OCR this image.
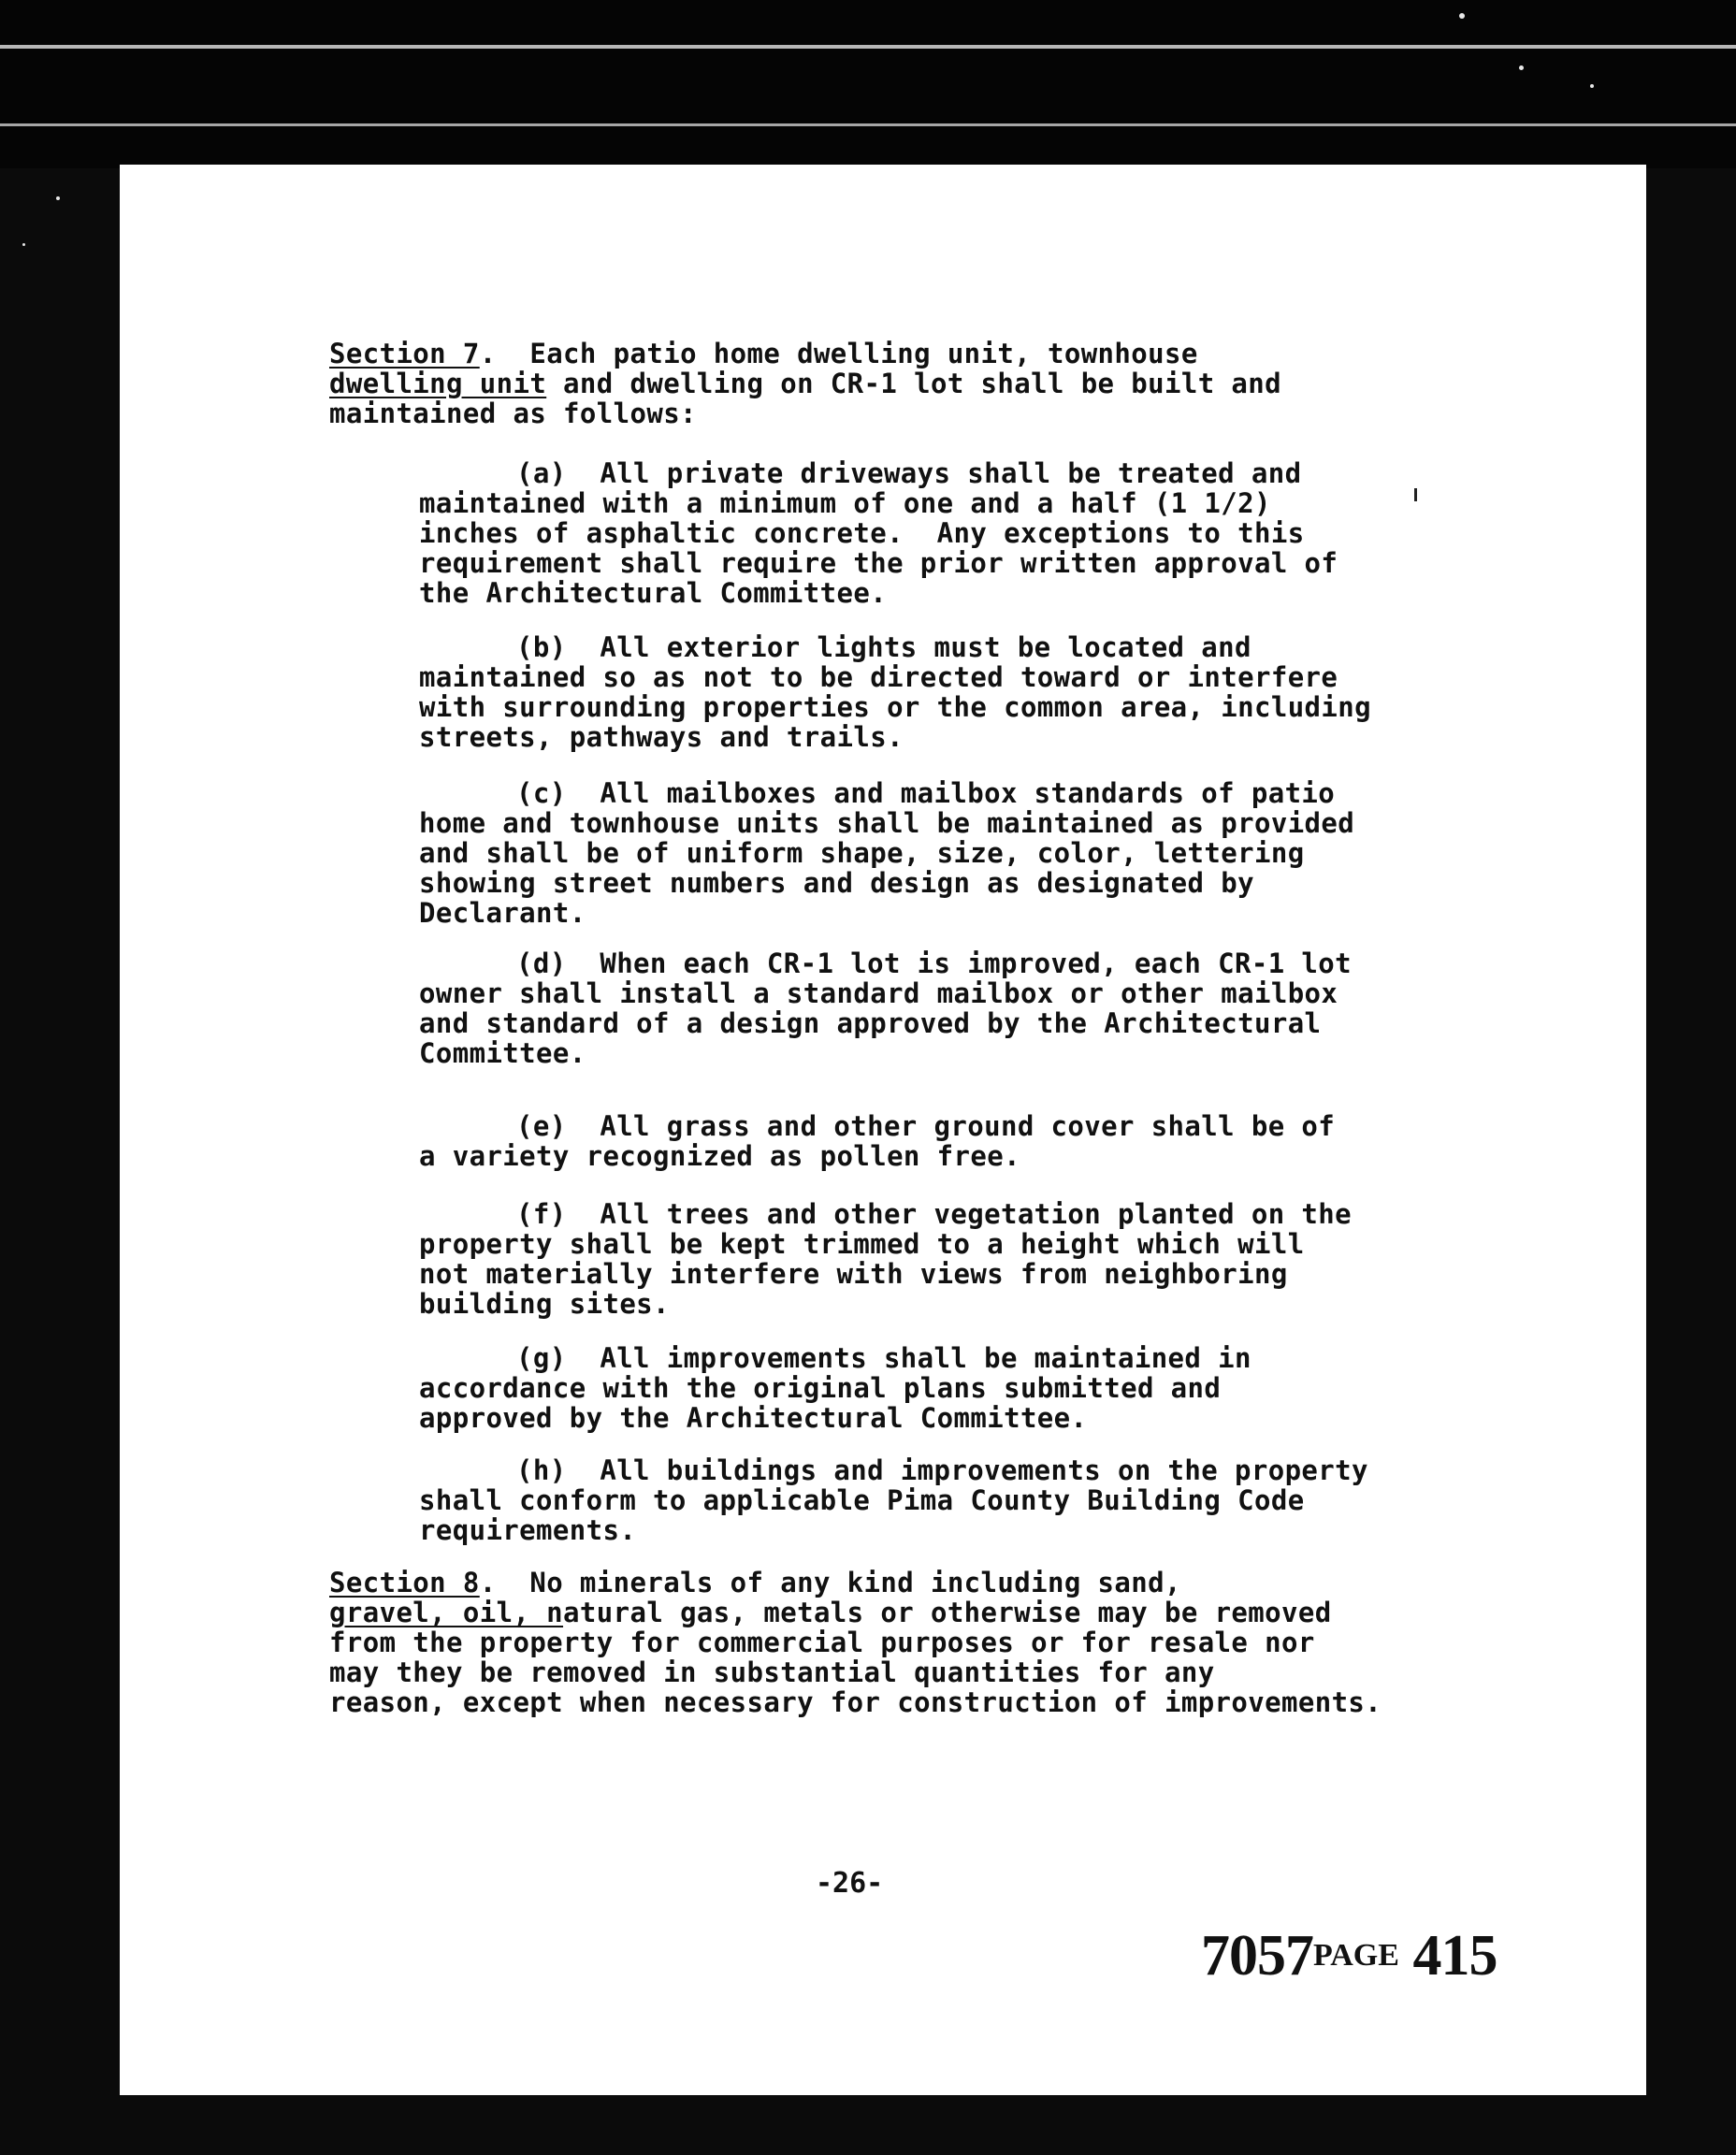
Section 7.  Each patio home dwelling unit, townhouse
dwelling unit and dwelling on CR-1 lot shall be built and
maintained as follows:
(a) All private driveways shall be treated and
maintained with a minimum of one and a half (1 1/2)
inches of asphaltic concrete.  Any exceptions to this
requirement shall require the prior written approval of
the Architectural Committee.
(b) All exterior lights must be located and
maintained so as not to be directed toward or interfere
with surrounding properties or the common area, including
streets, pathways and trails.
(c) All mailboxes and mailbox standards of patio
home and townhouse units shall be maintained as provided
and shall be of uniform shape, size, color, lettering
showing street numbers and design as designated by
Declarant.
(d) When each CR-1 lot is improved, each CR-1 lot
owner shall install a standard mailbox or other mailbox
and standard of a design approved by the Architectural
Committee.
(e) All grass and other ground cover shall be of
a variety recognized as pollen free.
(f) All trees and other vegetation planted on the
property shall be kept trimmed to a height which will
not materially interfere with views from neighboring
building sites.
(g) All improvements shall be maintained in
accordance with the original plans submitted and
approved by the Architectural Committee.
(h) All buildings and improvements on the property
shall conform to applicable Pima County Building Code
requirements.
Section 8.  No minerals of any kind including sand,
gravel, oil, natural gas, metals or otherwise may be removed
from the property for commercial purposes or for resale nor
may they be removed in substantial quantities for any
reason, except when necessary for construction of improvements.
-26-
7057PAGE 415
□ □ □ □ □
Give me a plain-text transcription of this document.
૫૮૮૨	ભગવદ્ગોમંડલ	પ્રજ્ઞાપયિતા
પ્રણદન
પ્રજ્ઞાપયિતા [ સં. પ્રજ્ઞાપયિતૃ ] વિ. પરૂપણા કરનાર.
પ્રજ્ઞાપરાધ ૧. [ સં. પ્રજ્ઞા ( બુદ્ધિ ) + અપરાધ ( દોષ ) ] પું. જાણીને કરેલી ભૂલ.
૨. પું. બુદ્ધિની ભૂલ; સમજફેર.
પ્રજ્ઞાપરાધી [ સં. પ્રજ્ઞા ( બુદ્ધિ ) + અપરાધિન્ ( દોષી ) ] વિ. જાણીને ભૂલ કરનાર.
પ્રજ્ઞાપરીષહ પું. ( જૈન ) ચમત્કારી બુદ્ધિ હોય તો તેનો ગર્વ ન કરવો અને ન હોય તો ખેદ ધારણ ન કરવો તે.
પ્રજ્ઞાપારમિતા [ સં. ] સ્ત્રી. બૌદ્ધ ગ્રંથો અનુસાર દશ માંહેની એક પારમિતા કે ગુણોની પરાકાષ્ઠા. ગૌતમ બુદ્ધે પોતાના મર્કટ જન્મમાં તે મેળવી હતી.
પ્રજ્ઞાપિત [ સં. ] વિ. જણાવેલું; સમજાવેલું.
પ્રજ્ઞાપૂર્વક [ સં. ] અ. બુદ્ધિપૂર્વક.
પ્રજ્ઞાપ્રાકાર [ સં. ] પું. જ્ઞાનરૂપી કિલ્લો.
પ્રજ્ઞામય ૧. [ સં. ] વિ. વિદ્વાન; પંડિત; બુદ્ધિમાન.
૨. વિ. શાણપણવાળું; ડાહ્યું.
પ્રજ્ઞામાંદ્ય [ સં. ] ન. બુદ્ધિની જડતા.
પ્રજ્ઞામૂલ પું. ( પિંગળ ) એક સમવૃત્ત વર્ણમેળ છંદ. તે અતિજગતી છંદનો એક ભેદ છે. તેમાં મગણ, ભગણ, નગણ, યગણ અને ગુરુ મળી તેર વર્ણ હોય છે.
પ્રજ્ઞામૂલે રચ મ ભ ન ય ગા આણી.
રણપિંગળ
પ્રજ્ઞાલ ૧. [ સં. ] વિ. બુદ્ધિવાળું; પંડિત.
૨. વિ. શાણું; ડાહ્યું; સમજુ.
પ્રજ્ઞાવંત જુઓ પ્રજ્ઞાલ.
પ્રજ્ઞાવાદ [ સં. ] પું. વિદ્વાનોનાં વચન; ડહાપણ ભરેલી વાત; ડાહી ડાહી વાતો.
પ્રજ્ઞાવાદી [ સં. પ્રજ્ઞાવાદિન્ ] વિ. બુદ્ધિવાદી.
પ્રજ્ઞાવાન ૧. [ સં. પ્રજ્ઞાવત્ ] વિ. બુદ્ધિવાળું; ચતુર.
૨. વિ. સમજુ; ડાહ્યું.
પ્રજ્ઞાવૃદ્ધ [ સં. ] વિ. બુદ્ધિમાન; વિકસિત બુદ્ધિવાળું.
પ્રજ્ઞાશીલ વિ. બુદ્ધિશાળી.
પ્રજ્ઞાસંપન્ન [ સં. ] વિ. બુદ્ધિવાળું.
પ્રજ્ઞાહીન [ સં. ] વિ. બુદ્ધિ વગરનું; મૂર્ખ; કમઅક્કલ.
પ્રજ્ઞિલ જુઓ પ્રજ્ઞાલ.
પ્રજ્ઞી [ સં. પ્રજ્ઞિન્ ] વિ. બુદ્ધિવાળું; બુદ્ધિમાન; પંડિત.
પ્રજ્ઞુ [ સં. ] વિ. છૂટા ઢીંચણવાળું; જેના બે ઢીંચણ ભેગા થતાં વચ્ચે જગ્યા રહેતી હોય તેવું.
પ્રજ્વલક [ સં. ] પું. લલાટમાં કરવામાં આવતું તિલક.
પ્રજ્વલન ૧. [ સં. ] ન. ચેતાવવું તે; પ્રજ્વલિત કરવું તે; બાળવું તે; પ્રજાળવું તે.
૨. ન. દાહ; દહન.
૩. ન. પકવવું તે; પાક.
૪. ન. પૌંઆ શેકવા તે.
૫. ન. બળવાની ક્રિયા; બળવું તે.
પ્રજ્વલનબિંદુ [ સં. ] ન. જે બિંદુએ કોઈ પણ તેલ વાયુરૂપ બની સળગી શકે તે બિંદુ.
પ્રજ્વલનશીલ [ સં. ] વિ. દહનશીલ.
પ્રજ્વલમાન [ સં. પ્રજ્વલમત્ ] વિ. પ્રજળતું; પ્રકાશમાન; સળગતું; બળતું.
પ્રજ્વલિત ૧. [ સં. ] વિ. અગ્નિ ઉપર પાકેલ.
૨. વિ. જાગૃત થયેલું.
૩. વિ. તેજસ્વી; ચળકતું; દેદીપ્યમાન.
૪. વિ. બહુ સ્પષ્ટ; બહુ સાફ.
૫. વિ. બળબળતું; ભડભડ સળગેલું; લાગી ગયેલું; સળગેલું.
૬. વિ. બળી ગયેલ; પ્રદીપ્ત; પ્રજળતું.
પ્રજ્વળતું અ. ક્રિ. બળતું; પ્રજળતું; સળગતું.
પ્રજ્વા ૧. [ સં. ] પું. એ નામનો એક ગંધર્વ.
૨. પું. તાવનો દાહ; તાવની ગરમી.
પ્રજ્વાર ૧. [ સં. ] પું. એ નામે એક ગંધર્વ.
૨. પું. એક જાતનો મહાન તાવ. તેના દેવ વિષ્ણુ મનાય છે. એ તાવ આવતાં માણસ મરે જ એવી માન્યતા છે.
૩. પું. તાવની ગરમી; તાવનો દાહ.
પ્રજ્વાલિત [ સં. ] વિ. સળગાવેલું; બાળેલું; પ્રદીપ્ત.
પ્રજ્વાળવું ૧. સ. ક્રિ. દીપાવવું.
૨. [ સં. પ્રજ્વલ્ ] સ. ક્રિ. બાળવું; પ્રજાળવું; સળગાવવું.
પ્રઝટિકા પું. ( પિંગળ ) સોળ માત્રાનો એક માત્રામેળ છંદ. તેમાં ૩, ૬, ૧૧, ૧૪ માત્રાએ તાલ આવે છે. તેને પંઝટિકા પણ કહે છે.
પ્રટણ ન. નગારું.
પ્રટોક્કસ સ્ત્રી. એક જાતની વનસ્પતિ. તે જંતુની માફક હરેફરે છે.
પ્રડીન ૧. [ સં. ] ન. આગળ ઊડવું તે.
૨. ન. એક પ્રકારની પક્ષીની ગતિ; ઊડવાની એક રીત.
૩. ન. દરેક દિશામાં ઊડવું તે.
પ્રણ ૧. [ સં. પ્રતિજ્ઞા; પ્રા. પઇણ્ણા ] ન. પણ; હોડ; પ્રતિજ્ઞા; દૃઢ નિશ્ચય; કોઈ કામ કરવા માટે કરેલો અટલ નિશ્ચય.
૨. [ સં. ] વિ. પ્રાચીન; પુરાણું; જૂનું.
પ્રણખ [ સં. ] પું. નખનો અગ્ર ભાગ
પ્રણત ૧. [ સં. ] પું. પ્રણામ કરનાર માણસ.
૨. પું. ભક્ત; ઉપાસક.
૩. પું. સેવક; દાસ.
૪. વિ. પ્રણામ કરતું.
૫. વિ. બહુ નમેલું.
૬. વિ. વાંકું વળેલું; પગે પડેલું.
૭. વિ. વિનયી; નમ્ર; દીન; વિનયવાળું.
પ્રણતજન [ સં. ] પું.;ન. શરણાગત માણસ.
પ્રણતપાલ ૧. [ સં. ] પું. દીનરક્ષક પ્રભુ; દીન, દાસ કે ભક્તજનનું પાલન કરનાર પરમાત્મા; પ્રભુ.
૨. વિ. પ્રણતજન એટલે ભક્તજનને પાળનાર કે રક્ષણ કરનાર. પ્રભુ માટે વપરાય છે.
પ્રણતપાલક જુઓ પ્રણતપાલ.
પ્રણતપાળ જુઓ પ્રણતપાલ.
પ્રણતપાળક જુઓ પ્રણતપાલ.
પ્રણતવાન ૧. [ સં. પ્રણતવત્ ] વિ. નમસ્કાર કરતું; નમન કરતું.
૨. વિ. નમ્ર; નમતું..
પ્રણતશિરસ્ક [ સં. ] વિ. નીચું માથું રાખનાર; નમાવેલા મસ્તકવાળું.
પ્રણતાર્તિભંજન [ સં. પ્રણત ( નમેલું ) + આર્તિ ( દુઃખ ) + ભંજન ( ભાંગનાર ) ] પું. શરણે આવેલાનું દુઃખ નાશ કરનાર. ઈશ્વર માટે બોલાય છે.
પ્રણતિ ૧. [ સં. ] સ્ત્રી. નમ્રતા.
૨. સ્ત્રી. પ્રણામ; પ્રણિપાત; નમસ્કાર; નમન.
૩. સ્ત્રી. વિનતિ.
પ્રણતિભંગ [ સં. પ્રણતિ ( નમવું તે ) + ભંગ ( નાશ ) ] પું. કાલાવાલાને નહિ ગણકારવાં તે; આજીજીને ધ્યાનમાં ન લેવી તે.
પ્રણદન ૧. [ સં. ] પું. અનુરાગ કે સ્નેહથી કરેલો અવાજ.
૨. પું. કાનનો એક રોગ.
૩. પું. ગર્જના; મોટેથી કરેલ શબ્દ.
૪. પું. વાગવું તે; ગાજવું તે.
□ □ □ □ □
Work to complete:
In the entries above, find each line with the string "Architectural" and copy it.

Expected answer:
the Architectural Committee.
and standard of a design approved by the Architectural
approved by the Architectural Committee.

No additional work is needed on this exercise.